▸ Problem to work on
What follows is a set of records, each of which is to be written out exactly.

--------------------------------

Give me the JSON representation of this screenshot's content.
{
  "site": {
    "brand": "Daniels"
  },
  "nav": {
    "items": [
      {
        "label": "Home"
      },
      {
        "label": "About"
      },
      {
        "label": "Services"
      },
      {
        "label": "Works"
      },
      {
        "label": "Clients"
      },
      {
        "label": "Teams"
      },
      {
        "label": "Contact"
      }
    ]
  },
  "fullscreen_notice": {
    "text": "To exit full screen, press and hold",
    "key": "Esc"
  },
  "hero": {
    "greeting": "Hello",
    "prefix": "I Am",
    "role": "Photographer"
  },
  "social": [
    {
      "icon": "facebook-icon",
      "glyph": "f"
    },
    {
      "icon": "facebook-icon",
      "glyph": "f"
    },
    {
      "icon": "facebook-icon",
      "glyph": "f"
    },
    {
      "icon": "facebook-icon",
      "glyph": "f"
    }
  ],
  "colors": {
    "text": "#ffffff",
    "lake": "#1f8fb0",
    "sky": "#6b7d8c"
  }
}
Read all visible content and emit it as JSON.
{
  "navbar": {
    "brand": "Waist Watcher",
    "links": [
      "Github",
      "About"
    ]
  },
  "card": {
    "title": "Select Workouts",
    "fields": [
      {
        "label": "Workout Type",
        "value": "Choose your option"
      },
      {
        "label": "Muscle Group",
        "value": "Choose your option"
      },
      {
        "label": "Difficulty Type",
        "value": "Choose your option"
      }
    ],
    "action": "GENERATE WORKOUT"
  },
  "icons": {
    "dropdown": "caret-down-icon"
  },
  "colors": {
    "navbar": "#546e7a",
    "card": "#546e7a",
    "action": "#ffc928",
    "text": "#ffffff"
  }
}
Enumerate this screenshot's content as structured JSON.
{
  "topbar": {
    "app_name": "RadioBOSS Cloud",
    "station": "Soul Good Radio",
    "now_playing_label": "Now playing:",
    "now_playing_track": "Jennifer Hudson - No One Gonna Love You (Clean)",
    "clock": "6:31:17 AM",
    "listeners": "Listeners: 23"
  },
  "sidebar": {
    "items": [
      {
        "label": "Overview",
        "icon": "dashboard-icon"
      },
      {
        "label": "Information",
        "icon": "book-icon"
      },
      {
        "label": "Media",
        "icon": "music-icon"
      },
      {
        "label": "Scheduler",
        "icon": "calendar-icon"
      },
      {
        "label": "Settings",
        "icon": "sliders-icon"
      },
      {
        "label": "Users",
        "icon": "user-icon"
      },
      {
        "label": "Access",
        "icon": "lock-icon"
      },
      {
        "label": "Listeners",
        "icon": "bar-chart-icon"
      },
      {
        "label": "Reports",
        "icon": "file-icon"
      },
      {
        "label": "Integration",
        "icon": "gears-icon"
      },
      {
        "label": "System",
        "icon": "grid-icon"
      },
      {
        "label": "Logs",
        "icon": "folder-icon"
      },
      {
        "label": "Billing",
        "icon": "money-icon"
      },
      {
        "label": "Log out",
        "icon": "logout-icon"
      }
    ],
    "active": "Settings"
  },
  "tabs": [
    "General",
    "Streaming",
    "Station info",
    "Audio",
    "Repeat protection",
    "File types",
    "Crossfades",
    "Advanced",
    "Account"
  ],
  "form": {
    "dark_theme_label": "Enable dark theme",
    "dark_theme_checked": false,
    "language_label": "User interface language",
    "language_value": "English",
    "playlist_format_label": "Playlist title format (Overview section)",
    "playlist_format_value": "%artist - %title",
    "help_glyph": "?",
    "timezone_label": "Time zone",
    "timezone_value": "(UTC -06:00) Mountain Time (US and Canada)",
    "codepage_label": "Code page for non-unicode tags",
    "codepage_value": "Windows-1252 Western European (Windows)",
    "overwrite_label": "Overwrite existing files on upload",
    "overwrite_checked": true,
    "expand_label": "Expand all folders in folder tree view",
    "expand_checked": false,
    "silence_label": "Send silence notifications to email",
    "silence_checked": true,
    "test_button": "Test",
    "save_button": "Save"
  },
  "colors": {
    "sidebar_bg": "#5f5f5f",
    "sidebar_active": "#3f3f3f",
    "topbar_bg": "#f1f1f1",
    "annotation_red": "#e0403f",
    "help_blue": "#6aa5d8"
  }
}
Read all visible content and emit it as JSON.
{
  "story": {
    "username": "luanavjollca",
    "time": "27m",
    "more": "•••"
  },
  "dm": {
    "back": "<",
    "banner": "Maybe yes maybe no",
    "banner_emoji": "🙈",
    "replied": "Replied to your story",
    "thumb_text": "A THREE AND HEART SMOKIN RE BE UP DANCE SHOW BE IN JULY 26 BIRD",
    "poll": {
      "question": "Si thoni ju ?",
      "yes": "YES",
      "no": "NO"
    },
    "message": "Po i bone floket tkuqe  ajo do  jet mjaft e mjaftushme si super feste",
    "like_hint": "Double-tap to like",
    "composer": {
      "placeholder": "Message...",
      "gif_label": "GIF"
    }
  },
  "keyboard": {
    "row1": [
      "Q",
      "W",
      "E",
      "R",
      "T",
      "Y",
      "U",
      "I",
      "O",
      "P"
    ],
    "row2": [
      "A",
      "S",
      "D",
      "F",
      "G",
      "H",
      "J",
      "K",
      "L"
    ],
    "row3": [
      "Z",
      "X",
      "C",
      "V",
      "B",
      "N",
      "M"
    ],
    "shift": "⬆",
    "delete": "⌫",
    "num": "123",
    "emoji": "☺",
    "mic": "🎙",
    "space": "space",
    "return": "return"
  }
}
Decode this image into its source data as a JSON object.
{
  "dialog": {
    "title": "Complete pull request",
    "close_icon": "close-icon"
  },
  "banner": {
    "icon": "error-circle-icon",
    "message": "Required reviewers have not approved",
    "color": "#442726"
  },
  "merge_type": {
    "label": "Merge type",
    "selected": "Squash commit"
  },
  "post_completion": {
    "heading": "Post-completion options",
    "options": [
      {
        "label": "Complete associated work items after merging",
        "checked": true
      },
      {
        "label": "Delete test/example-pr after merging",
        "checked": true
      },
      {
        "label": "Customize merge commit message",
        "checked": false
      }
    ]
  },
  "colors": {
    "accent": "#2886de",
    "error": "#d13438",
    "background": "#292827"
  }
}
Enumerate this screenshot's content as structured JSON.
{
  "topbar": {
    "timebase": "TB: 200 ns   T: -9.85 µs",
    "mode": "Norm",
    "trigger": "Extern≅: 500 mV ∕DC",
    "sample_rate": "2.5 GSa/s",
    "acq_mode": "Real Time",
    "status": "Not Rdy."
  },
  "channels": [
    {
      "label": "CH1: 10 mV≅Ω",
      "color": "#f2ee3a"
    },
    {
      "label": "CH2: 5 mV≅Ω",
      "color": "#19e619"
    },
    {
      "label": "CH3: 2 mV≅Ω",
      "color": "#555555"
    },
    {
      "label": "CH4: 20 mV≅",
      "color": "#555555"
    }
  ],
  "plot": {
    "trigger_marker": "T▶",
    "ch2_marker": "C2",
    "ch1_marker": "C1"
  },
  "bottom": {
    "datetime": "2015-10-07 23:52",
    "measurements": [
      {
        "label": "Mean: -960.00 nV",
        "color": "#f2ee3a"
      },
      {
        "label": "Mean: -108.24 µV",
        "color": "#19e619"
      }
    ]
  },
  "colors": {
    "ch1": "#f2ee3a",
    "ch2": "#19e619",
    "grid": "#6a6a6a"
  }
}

--------------------------------

▸ Solved problem
Give me the JSON representation of this screenshot's content.
{
  "site": {
    "brand": "Daniels"
  },
  "nav": {
    "items": [
      {
        "label": "Home"
      },
      {
        "label": "About"
      },
      {
        "label": "Services"
      },
      {
        "label": "Works"
      },
      {
        "label": "Clients"
      },
      {
        "label": "Teams"
      },
      {
        "label": "Contact"
      }
    ]
  },
  "fullscreen_notice": {
    "text": "To exit full screen, press and hold",
    "key": "Esc"
  },
  "hero": {
    "greeting": "Hello",
    "prefix": "I Am",
    "role": "Photographer"
  },
  "social": [
    {
      "icon": "facebook-icon",
      "glyph": "f"
    },
    {
      "icon": "facebook-icon",
      "glyph": "f"
    },
    {
      "icon": "facebook-icon",
      "glyph": "f"
    },
    {
      "icon": "facebook-icon",
      "glyph": "f"
    }
  ],
  "colors": {
    "text": "#ffffff",
    "lake": "#1f8fb0",
    "sky": "#6b7d8c"
  }
}
Read all visible content and emit it as JSON.
{
  "navbar": {
    "brand": "Waist Watcher",
    "links": [
      "Github",
      "About"
    ]
  },
  "card": {
    "title": "Select Workouts",
    "fields": [
      {
        "label": "Workout Type",
        "value": "Choose your option"
      },
      {
        "label": "Muscle Group",
        "value": "Choose your option"
      },
      {
        "label": "Difficulty Type",
        "value": "Choose your option"
      }
    ],
    "action": "GENERATE WORKOUT"
  },
  "icons": {
    "dropdown": "caret-down-icon"
  },
  "colors": {
    "navbar": "#546e7a",
    "card": "#546e7a",
    "action": "#ffc928",
    "text": "#ffffff"
  }
}
Enumerate this screenshot's content as structured JSON.
{
  "topbar": {
    "app_name": "RadioBOSS Cloud",
    "station": "Soul Good Radio",
    "now_playing_label": "Now playing:",
    "now_playing_track": "Jennifer Hudson - No One Gonna Love You (Clean)",
    "clock": "6:31:17 AM",
    "listeners": "Listeners: 23"
  },
  "sidebar": {
    "items": [
      {
        "label": "Overview",
        "icon": "dashboard-icon"
      },
      {
        "label": "Information",
        "icon": "book-icon"
      },
      {
        "label": "Media",
        "icon": "music-icon"
      },
      {
        "label": "Scheduler",
        "icon": "calendar-icon"
      },
      {
        "label": "Settings",
        "icon": "sliders-icon"
      },
      {
        "label": "Users",
        "icon": "user-icon"
      },
      {
        "label": "Access",
        "icon": "lock-icon"
      },
      {
        "label": "Listeners",
        "icon": "bar-chart-icon"
      },
      {
        "label": "Reports",
        "icon": "file-icon"
      },
      {
        "label": "Integration",
        "icon": "gears-icon"
      },
      {
        "label": "System",
        "icon": "grid-icon"
      },
      {
        "label": "Logs",
        "icon": "folder-icon"
      },
      {
        "label": "Billing",
        "icon": "money-icon"
      },
      {
        "label": "Log out",
        "icon": "logout-icon"
      }
    ],
    "active": "Settings"
  },
  "tabs": [
    "General",
    "Streaming",
    "Station info",
    "Audio",
    "Repeat protection",
    "File types",
    "Crossfades",
    "Advanced",
    "Account"
  ],
  "form": {
    "dark_theme_label": "Enable dark theme",
    "dark_theme_checked": false,
    "language_label": "User interface language",
    "language_value": "English",
    "playlist_format_label": "Playlist title format (Overview section)",
    "playlist_format_value": "%artist - %title",
    "help_glyph": "?",
    "timezone_label": "Time zone",
    "timezone_value": "(UTC -06:00) Mountain Time (US and Canada)",
    "codepage_label": "Code page for non-unicode tags",
    "codepage_value": "Windows-1252 Western European (Windows)",
    "overwrite_label": "Overwrite existing files on upload",
    "overwrite_checked": true,
    "expand_label": "Expand all folders in folder tree view",
    "expand_checked": false,
    "silence_label": "Send silence notifications to email",
    "silence_checked": true,
    "test_button": "Test",
    "save_button": "Save"
  },
  "colors": {
    "sidebar_bg": "#5f5f5f",
    "sidebar_active": "#3f3f3f",
    "topbar_bg": "#f1f1f1",
    "annotation_red": "#e0403f",
    "help_blue": "#6aa5d8"
  }
}
Read all visible content and emit it as JSON.
{
  "story": {
    "username": "luanavjollca",
    "time": "27m",
    "more": "•••"
  },
  "dm": {
    "back": "<",
    "banner": "Maybe yes maybe no",
    "banner_emoji": "🙈",
    "replied": "Replied to your story",
    "thumb_text": "A THREE AND HEART SMOKIN RE BE UP DANCE SHOW BE IN JULY 26 BIRD",
    "poll": {
      "question": "Si thoni ju ?",
      "yes": "YES",
      "no": "NO"
    },
    "message": "Po i bone floket tkuqe  ajo do  jet mjaft e mjaftushme si super feste",
    "like_hint": "Double-tap to like",
    "composer": {
      "placeholder": "Message...",
      "gif_label": "GIF"
    }
  },
  "keyboard": {
    "row1": [
      "Q",
      "W",
      "E",
      "R",
      "T",
      "Y",
      "U",
      "I",
      "O",
      "P"
    ],
    "row2": [
      "A",
      "S",
      "D",
      "F",
      "G",
      "H",
      "J",
      "K",
      "L"
    ],
    "row3": [
      "Z",
      "X",
      "C",
      "V",
      "B",
      "N",
      "M"
    ],
    "shift": "⬆",
    "delete": "⌫",
    "num": "123",
    "emoji": "☺",
    "mic": "🎙",
    "space": "space",
    "return": "return"
  }
}
Decode this image into its source data as a JSON object.
{
  "dialog": {
    "title": "Complete pull request",
    "close_icon": "close-icon"
  },
  "banner": {
    "icon": "error-circle-icon",
    "message": "Required reviewers have not approved",
    "color": "#442726"
  },
  "merge_type": {
    "label": "Merge type",
    "selected": "Squash commit"
  },
  "post_completion": {
    "heading": "Post-completion options",
    "options": [
      {
        "label": "Complete associated work items after merging",
        "checked": true
      },
      {
        "label": "Delete test/example-pr after merging",
        "checked": true
      },
      {
        "label": "Customize merge commit message",
        "checked": false
      }
    ]
  },
  "colors": {
    "accent": "#2886de",
    "error": "#d13438",
    "background": "#292827"
  }
}
Enumerate this screenshot's content as structured JSON.
{
  "topbar": {
    "timebase": "TB: 200 ns   T: -9.85 µs",
    "mode": "Norm",
    "trigger": "Extern≅: 500 mV ∕DC",
    "sample_rate": "2.5 GSa/s",
    "acq_mode": "Real Time",
    "status": "Not Rdy."
  },
  "channels": [
    {
      "label": "CH1: 10 mV≅Ω",
      "color": "#f2ee3a"
    },
    {
      "label": "CH2: 5 mV≅Ω",
      "color": "#19e619"
    },
    {
      "label": "CH3: 2 mV≅Ω",
      "color": "#555555"
    },
    {
      "label": "CH4: 20 mV≅",
      "color": "#555555"
    }
  ],
  "plot": {
    "trigger_marker": "T▶",
    "ch2_marker": "C2",
    "ch1_marker": "C1"
  },
  "bottom": {
    "datetime": "2015-10-07 23:52",
    "measurements": [
      {
        "label": "Mean: -960.00 nV",
        "color": "#f2ee3a"
      },
      {
        "label": "Mean: -108.24 µV",
        "color": "#19e619"
      }
    ]
  },
  "colors": {
    "ch1": "#f2ee3a",
    "ch2": "#19e619",
    "grid": "#6a6a6a"
  }
}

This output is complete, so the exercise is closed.